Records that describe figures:

++++++++++++++++++++

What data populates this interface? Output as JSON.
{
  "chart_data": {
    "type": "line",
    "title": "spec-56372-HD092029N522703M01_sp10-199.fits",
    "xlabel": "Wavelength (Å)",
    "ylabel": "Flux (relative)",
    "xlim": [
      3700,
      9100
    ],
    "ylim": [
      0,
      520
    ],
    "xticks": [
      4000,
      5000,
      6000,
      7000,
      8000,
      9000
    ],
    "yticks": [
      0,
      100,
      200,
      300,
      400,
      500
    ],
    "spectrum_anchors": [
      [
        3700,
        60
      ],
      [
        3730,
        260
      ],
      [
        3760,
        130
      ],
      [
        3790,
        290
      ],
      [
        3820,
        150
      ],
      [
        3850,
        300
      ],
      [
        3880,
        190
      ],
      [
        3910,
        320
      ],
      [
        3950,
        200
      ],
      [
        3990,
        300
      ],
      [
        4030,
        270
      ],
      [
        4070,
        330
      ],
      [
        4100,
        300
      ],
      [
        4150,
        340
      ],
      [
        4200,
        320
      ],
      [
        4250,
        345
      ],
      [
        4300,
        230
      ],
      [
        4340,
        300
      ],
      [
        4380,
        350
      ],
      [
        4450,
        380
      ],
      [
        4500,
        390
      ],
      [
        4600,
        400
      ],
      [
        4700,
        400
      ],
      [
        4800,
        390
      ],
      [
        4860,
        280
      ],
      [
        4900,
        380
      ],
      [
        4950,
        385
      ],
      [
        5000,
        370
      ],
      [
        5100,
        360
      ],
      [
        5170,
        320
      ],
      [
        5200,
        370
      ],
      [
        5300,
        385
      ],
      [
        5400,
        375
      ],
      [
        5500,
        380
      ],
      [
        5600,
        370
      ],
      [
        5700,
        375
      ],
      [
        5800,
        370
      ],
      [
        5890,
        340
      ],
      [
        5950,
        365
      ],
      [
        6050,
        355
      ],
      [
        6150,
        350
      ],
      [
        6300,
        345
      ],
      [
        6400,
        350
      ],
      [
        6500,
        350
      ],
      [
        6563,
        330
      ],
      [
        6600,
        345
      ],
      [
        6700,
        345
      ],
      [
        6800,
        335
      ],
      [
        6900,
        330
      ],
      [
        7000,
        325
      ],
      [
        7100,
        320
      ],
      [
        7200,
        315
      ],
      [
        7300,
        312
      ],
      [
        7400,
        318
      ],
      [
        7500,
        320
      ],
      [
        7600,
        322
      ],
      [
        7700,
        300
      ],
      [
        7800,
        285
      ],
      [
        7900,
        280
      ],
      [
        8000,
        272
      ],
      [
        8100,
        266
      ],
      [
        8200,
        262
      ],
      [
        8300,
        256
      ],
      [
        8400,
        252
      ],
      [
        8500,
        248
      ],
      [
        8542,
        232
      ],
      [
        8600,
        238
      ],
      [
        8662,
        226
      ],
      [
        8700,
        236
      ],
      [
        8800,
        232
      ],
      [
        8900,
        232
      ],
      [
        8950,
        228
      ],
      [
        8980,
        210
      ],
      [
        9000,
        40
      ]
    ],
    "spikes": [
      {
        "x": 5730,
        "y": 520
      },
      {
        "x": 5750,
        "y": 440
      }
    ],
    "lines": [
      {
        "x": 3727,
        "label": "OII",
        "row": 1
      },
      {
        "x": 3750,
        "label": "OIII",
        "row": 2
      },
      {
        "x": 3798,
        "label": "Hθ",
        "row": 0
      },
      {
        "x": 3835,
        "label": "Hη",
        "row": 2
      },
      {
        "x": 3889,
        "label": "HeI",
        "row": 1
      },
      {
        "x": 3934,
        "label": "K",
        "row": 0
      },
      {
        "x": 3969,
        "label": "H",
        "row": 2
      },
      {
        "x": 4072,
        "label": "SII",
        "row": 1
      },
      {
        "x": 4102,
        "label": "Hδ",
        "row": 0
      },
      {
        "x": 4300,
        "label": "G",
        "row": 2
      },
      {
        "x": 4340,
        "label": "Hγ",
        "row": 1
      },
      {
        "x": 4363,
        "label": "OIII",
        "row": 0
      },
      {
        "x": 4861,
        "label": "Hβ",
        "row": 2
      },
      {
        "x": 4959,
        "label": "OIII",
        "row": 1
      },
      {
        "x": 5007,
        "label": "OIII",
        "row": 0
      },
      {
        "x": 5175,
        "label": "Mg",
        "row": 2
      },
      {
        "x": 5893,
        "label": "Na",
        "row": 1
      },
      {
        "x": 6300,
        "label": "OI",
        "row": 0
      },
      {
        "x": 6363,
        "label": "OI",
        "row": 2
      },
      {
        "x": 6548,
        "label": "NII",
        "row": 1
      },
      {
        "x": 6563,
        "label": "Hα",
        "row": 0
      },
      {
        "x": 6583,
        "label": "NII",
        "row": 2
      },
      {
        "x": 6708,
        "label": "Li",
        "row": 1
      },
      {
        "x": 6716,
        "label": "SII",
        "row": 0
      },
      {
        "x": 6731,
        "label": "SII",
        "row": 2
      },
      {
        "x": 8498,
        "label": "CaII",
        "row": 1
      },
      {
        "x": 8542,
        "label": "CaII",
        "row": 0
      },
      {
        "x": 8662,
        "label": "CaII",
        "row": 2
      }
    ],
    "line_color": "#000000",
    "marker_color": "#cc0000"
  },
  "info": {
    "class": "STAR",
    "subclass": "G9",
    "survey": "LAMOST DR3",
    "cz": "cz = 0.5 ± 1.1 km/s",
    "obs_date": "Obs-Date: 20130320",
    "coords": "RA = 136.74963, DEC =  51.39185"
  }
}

++++++++++++++++++++

__EXERCISE DIRECTIONS__.
Reproduce each record exactly as it appears.

__WORKED SOLUTION__.
What data populates this interface? Output as JSON.
{
  "chart_data": {
    "type": "line",
    "title": "spec-56372-HD092029N522703M01_sp10-199.fits",
    "xlabel": "Wavelength (Å)",
    "ylabel": "Flux (relative)",
    "xlim": [
      3700,
      9100
    ],
    "ylim": [
      0,
      520
    ],
    "xticks": [
      4000,
      5000,
      6000,
      7000,
      8000,
      9000
    ],
    "yticks": [
      0,
      100,
      200,
      300,
      400,
      500
    ],
    "spectrum_anchors": [
      [
        3700,
        60
      ],
      [
        3730,
        260
      ],
      [
        3760,
        130
      ],
      [
        3790,
        290
      ],
      [
        3820,
        150
      ],
      [
        3850,
        300
      ],
      [
        3880,
        190
      ],
      [
        3910,
        320
      ],
      [
        3950,
        200
      ],
      [
        3990,
        300
      ],
      [
        4030,
        270
      ],
      [
        4070,
        330
      ],
      [
        4100,
        300
      ],
      [
        4150,
        340
      ],
      [
        4200,
        320
      ],
      [
        4250,
        345
      ],
      [
        4300,
        230
      ],
      [
        4340,
        300
      ],
      [
        4380,
        350
      ],
      [
        4450,
        380
      ],
      [
        4500,
        390
      ],
      [
        4600,
        400
      ],
      [
        4700,
        400
      ],
      [
        4800,
        390
      ],
      [
        4860,
        280
      ],
      [
        4900,
        380
      ],
      [
        4950,
        385
      ],
      [
        5000,
        370
      ],
      [
        5100,
        360
      ],
      [
        5170,
        320
      ],
      [
        5200,
        370
      ],
      [
        5300,
        385
      ],
      [
        5400,
        375
      ],
      [
        5500,
        380
      ],
      [
        5600,
        370
      ],
      [
        5700,
        375
      ],
      [
        5800,
        370
      ],
      [
        5890,
        340
      ],
      [
        5950,
        365
      ],
      [
        6050,
        355
      ],
      [
        6150,
        350
      ],
      [
        6300,
        345
      ],
      [
        6400,
        350
      ],
      [
        6500,
        350
      ],
      [
        6563,
        330
      ],
      [
        6600,
        345
      ],
      [
        6700,
        345
      ],
      [
        6800,
        335
      ],
      [
        6900,
        330
      ],
      [
        7000,
        325
      ],
      [
        7100,
        320
      ],
      [
        7200,
        315
      ],
      [
        7300,
        312
      ],
      [
        7400,
        318
      ],
      [
        7500,
        320
      ],
      [
        7600,
        322
      ],
      [
        7700,
        300
      ],
      [
        7800,
        285
      ],
      [
        7900,
        280
      ],
      [
        8000,
        272
      ],
      [
        8100,
        266
      ],
      [
        8200,
        262
      ],
      [
        8300,
        256
      ],
      [
        8400,
        252
      ],
      [
        8500,
        248
      ],
      [
        8542,
        232
      ],
      [
        8600,
        238
      ],
      [
        8662,
        226
      ],
      [
        8700,
        236
      ],
      [
        8800,
        232
      ],
      [
        8900,
        232
      ],
      [
        8950,
        228
      ],
      [
        8980,
        210
      ],
      [
        9000,
        40
      ]
    ],
    "spikes": [
      {
        "x": 5730,
        "y": 520
      },
      {
        "x": 5750,
        "y": 440
      }
    ],
    "lines": [
      {
        "x": 3727,
        "label": "OII",
        "row": 1
      },
      {
        "x": 3750,
        "label": "OIII",
        "row": 2
      },
      {
        "x": 3798,
        "label": "Hθ",
        "row": 0
      },
      {
        "x": 3835,
        "label": "Hη",
        "row": 2
      },
      {
        "x": 3889,
        "label": "HeI",
        "row": 1
      },
      {
        "x": 3934,
        "label": "K",
        "row": 0
      },
      {
        "x": 3969,
        "label": "H",
        "row": 2
      },
      {
        "x": 4072,
        "label": "SII",
        "row": 1
      },
      {
        "x": 4102,
        "label": "Hδ",
        "row": 0
      },
      {
        "x": 4300,
        "label": "G",
        "row": 2
      },
      {
        "x": 4340,
        "label": "Hγ",
        "row": 1
      },
      {
        "x": 4363,
        "label": "OIII",
        "row": 0
      },
      {
        "x": 4861,
        "label": "Hβ",
        "row": 2
      },
      {
        "x": 4959,
        "label": "OIII",
        "row": 1
      },
      {
        "x": 5007,
        "label": "OIII",
        "row": 0
      },
      {
        "x": 5175,
        "label": "Mg",
        "row": 2
      },
      {
        "x": 5893,
        "label": "Na",
        "row": 1
      },
      {
        "x": 6300,
        "label": "OI",
        "row": 0
      },
      {
        "x": 6363,
        "label": "OI",
        "row": 2
      },
      {
        "x": 6548,
        "label": "NII",
        "row": 1
      },
      {
        "x": 6563,
        "label": "Hα",
        "row": 0
      },
      {
        "x": 6583,
        "label": "NII",
        "row": 2
      },
      {
        "x": 6708,
        "label": "Li",
        "row": 1
      },
      {
        "x": 6716,
        "label": "SII",
        "row": 0
      },
      {
        "x": 6731,
        "label": "SII",
        "row": 2
      },
      {
        "x": 8498,
        "label": "CaII",
        "row": 1
      },
      {
        "x": 8542,
        "label": "CaII",
        "row": 0
      },
      {
        "x": 8662,
        "label": "CaII",
        "row": 2
      }
    ],
    "line_color": "#000000",
    "marker_color": "#cc0000"
  },
  "info": {
    "class": "STAR",
    "subclass": "G9",
    "survey": "LAMOST DR3",
    "cz": "cz = 0.5 ± 1.1 km/s",
    "obs_date": "Obs-Date: 20130320",
    "coords": "RA = 136.74963, DEC =  51.39185"
  }
}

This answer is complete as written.